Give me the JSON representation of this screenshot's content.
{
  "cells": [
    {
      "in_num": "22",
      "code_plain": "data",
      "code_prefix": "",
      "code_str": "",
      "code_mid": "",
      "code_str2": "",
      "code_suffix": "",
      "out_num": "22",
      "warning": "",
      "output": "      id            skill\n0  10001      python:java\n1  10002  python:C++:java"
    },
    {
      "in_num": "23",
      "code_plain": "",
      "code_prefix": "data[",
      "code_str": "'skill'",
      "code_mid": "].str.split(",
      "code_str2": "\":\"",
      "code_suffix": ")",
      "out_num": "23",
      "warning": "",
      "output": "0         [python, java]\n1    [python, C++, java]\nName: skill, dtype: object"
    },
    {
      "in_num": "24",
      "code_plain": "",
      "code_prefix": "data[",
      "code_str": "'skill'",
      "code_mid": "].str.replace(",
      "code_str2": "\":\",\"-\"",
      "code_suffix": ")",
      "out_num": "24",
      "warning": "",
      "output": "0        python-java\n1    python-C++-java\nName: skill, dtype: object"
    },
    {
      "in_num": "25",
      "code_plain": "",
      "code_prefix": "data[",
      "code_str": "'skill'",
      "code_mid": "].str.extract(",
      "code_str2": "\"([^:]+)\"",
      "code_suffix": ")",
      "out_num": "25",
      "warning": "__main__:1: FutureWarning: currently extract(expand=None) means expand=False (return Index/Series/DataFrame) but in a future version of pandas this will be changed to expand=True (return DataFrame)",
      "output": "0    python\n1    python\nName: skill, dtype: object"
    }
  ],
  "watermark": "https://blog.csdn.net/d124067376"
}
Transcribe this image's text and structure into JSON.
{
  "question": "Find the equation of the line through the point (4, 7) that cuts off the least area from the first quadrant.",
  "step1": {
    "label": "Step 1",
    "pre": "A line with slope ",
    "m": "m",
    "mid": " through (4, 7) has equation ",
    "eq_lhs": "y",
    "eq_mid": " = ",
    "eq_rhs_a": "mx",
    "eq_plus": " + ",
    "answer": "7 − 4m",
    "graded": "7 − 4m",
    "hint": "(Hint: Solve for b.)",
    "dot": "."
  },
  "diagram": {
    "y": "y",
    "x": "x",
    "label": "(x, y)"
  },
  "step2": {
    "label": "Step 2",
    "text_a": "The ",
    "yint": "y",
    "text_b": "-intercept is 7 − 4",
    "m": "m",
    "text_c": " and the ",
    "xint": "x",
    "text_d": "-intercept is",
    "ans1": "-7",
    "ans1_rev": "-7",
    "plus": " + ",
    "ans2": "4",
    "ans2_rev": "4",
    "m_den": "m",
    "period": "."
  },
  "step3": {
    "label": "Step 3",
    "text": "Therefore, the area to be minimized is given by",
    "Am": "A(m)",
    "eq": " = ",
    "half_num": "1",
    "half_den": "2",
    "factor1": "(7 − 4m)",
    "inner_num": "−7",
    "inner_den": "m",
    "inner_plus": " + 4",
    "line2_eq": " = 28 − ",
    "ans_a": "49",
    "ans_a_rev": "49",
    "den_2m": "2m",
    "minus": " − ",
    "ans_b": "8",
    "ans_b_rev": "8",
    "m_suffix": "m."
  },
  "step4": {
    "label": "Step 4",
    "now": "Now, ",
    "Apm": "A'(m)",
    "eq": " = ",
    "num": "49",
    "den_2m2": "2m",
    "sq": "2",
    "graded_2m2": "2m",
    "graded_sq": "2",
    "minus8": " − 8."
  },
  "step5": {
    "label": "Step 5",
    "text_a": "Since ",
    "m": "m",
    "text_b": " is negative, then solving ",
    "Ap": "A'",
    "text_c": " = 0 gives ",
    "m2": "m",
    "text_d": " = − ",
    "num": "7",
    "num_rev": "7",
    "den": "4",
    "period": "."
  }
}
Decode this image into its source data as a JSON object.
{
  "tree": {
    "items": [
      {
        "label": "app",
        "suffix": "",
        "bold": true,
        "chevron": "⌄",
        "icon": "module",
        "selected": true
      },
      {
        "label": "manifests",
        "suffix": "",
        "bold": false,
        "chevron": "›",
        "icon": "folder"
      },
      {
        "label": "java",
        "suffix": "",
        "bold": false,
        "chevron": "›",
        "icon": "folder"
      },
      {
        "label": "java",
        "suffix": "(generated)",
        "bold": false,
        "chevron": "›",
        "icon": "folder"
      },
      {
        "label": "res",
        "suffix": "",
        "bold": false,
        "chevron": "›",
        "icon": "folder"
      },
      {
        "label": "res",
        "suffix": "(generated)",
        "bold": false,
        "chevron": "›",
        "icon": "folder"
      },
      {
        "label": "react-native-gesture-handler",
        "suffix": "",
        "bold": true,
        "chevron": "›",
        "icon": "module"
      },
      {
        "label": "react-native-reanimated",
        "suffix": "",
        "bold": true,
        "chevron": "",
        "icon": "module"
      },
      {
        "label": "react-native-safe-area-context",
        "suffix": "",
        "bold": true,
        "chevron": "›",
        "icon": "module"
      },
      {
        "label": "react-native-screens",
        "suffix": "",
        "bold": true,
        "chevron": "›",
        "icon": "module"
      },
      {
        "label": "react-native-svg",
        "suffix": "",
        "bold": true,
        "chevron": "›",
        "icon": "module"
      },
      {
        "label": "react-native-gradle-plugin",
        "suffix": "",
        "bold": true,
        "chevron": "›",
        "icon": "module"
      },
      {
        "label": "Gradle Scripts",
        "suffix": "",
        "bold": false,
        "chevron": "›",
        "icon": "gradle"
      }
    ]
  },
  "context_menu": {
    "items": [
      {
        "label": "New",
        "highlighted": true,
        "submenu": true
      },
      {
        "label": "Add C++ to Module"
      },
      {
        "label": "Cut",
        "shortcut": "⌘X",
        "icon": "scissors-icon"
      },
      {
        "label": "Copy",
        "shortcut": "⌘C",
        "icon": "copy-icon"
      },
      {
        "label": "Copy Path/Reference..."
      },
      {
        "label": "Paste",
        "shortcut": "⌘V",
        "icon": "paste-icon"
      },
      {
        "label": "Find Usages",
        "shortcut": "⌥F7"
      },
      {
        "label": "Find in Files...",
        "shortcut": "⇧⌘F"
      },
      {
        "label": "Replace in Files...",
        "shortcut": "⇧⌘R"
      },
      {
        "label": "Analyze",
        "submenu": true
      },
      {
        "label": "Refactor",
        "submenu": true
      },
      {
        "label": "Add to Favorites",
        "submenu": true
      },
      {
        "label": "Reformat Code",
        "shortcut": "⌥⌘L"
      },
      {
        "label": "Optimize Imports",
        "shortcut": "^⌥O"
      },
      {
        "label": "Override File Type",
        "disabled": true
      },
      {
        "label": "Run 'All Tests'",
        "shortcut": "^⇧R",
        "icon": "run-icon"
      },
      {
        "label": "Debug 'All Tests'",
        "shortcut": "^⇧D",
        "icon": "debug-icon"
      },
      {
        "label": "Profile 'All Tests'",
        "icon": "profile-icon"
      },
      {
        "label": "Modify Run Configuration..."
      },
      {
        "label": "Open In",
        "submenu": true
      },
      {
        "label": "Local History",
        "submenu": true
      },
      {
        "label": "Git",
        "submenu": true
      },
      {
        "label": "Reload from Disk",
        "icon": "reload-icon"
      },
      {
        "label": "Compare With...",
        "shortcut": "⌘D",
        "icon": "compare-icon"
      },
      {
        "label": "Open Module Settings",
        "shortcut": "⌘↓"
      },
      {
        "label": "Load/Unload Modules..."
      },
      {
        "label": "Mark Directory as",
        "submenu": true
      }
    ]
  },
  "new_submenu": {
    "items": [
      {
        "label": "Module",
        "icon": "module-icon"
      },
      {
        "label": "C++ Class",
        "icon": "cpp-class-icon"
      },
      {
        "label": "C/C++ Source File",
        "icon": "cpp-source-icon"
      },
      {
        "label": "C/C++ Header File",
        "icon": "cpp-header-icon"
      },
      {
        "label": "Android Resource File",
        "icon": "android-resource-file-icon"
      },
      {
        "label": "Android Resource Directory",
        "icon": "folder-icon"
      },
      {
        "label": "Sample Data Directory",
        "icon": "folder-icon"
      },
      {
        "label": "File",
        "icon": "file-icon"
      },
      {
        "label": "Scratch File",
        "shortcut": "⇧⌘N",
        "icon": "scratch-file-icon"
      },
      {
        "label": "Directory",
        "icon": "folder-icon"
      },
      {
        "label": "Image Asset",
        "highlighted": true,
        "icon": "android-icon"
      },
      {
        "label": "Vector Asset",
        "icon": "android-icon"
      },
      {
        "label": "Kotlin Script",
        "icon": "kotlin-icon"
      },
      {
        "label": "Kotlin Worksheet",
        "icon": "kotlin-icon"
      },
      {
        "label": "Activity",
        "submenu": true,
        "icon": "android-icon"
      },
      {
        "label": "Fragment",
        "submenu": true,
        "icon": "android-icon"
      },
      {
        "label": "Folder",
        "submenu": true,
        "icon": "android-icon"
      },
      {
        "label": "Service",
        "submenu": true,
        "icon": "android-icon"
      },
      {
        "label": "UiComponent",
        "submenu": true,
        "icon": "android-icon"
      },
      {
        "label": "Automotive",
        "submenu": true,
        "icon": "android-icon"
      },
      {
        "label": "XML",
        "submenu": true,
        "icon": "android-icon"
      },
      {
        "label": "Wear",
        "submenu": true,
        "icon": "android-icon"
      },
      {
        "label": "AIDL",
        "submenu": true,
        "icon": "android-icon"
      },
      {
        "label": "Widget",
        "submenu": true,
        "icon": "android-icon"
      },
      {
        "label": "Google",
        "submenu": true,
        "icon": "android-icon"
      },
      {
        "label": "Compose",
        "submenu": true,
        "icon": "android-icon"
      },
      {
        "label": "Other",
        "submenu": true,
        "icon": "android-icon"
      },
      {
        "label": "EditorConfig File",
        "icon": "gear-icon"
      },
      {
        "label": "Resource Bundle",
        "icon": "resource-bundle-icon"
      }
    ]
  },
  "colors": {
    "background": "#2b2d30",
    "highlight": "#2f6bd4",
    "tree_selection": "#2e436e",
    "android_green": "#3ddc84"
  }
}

**Goal**
Report each line of the material above where the word "extract" appears.

**Completed task**
      "code_mid": "].str.extract(",
      "warning": "__main__:1: FutureWarning: currently extract(expand=None) means expand=False (return Index/Series/DataFrame) but in a future version of pandas this will be changed to expand=True (return DataFrame)",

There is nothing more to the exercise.